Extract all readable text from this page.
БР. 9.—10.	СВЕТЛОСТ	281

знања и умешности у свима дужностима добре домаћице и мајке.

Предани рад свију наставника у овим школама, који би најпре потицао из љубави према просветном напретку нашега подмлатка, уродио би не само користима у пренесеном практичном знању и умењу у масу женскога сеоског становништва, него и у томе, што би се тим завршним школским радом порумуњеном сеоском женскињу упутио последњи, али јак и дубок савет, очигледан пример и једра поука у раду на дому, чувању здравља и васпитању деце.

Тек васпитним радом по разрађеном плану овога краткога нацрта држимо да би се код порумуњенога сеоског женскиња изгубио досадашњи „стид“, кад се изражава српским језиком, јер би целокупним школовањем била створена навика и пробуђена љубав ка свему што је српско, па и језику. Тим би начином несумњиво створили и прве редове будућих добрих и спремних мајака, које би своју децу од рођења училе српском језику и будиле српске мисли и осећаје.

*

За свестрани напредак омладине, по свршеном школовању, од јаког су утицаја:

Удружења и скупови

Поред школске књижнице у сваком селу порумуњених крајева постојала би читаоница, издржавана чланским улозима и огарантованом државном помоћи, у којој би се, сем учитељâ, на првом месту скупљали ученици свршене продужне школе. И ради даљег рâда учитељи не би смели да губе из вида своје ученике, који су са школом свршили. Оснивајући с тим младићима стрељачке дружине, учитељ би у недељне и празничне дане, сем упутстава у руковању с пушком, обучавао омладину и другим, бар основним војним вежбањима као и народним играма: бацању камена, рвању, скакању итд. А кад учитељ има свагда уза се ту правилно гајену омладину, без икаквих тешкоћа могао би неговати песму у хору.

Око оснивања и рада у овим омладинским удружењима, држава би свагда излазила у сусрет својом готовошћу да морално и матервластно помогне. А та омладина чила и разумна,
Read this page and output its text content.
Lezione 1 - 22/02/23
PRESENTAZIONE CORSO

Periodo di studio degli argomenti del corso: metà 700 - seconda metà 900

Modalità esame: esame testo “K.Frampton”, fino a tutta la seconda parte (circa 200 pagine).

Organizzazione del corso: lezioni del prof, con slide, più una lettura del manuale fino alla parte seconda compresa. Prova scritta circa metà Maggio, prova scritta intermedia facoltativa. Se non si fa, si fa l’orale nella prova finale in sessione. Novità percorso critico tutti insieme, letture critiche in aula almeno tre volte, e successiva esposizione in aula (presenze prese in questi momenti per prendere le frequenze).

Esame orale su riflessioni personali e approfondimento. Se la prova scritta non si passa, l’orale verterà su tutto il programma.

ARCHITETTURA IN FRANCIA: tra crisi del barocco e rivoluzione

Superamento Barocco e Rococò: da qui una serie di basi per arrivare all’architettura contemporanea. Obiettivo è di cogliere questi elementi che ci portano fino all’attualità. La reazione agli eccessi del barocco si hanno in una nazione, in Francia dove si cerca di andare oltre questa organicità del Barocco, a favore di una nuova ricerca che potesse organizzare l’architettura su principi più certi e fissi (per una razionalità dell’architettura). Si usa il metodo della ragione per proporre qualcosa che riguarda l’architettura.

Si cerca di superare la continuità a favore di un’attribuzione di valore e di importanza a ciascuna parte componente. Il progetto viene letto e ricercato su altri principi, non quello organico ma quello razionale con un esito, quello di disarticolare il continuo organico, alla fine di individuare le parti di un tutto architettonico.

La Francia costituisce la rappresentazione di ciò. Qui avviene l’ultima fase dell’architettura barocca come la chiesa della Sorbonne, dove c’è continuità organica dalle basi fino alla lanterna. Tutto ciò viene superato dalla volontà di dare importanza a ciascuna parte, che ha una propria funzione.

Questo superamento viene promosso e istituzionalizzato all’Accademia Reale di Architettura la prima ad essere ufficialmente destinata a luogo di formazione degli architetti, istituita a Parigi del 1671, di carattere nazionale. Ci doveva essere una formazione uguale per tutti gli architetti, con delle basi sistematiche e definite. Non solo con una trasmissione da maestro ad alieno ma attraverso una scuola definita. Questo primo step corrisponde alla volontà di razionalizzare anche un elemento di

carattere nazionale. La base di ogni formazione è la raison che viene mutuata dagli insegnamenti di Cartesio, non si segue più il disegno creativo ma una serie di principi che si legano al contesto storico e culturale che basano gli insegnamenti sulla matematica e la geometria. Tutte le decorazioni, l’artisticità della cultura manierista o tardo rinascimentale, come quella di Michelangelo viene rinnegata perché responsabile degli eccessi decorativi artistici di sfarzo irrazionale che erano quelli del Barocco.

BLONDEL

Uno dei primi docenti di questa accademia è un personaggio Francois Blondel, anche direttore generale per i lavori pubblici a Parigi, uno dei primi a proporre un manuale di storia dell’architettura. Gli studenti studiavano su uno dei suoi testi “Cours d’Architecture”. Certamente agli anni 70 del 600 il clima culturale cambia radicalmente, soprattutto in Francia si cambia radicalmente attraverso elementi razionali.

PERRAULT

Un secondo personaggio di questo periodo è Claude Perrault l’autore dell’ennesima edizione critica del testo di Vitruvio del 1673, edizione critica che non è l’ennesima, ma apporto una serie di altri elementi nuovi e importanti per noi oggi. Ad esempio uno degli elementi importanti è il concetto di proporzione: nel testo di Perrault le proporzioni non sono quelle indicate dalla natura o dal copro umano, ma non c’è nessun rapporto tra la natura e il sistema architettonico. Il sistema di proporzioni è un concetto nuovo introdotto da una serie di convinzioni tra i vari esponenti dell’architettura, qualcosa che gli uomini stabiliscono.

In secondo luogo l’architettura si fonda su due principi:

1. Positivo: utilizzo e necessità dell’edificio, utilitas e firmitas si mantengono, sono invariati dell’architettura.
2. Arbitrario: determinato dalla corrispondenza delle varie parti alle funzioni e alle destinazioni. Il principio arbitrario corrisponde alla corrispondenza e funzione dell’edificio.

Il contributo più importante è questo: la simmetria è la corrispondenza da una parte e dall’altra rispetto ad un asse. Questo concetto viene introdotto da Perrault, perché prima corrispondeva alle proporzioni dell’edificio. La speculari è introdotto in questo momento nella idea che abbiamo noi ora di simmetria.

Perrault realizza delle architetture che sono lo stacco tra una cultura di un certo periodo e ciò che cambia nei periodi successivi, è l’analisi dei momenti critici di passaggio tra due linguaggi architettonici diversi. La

*STATED EXERCISE*: What is the number of lines above that hold the string "secondo"? Answer with that number alone.

*FULL RESPONSE*: 2